:: Requirements ::
Pull out the records verbatim, starting with their first line and going on through the line that contains "iconset-title[interactable]: Filled outline".

:: Records supplied ::
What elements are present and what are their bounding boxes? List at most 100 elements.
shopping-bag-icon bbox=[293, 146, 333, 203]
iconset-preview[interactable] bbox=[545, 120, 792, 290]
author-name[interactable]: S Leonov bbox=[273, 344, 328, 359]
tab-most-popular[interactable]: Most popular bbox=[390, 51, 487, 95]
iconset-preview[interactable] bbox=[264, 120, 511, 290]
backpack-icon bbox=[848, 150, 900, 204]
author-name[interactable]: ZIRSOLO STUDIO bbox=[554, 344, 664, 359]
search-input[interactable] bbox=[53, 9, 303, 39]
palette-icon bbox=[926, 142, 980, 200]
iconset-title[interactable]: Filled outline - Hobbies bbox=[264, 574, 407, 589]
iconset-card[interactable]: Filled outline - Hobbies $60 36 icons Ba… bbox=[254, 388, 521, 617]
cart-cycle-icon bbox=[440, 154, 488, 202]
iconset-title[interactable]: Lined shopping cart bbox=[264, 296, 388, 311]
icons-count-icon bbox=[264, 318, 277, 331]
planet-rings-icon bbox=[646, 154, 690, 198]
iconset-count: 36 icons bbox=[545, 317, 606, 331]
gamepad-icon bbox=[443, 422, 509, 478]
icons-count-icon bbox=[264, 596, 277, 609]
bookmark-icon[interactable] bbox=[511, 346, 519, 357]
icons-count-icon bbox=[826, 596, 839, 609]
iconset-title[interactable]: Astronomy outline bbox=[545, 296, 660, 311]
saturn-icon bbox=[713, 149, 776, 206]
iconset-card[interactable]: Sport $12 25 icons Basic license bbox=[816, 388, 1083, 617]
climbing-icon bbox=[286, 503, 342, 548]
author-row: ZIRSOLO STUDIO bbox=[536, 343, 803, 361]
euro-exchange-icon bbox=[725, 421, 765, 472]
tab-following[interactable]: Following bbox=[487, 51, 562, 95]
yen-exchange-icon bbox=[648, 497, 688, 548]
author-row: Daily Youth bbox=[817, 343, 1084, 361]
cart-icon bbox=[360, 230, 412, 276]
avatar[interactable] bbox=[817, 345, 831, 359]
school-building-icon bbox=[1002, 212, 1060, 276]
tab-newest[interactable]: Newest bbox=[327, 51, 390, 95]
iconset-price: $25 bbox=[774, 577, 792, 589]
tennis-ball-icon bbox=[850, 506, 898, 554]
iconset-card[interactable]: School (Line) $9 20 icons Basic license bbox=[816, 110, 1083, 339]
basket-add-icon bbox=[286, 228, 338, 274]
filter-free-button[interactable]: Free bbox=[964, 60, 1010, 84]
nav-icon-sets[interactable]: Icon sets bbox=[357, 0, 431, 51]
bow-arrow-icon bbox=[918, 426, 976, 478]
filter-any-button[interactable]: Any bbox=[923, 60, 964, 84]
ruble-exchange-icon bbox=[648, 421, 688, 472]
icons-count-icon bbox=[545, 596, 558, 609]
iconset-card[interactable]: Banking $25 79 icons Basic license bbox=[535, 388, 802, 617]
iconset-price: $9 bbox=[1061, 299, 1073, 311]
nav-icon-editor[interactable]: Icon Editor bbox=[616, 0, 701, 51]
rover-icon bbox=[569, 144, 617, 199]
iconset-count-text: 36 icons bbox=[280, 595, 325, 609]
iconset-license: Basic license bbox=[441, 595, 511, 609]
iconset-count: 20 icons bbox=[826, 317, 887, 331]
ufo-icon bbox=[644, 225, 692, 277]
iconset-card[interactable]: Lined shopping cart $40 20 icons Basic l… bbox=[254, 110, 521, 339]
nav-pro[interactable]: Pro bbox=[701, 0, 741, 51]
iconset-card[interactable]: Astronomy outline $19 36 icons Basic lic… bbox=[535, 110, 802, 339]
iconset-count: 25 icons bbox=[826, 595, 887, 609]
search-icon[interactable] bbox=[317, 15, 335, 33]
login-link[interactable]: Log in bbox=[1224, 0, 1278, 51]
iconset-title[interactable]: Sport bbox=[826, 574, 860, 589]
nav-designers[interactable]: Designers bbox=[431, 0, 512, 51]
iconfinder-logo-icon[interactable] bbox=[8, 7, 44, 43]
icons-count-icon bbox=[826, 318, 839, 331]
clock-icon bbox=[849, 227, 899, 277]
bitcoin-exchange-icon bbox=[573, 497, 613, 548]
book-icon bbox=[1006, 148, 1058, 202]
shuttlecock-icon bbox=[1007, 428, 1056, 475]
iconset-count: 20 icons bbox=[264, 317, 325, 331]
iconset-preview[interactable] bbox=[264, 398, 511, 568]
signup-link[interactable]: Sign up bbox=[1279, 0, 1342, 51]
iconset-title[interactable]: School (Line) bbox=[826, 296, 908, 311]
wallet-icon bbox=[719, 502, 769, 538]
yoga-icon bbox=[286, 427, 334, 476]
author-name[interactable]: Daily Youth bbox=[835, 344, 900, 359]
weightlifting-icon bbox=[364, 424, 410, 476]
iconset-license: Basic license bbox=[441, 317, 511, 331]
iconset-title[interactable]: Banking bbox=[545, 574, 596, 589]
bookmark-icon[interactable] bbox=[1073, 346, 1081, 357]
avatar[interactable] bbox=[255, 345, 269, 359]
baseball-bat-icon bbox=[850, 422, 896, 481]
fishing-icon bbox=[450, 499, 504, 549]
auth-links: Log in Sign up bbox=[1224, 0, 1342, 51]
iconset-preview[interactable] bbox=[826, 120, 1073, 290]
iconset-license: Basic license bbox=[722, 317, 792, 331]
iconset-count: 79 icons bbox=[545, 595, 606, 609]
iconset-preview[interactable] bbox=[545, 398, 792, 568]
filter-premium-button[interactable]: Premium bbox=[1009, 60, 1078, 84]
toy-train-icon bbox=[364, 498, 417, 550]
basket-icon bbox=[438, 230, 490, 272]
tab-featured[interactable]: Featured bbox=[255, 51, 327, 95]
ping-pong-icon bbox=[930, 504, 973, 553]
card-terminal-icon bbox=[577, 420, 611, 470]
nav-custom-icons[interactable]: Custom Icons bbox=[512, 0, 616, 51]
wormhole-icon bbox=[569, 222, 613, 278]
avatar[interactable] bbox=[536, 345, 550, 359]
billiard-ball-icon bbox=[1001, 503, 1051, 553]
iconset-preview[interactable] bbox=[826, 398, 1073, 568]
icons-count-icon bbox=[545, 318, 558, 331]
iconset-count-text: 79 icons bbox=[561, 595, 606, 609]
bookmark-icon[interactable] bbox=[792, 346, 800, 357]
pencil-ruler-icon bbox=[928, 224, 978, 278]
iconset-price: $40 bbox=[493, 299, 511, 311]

:: Task output ::
What elements are present and what are their bounding boxes? List at most 100 elements.
shopping-bag-icon bbox=[293, 146, 333, 203]
iconset-preview[interactable] bbox=[545, 120, 792, 290]
author-name[interactable]: S Leonov bbox=[273, 344, 328, 359]
tab-most-popular[interactable]: Most popular bbox=[390, 51, 487, 95]
iconset-preview[interactable] bbox=[264, 120, 511, 290]
backpack-icon bbox=[848, 150, 900, 204]
author-name[interactable]: ZIRSOLO STUDIO bbox=[554, 344, 664, 359]
search-input[interactable] bbox=[53, 9, 303, 39]
palette-icon bbox=[926, 142, 980, 200]
iconset-title[interactable]: Filled outline - Hobbies bbox=[264, 574, 407, 589]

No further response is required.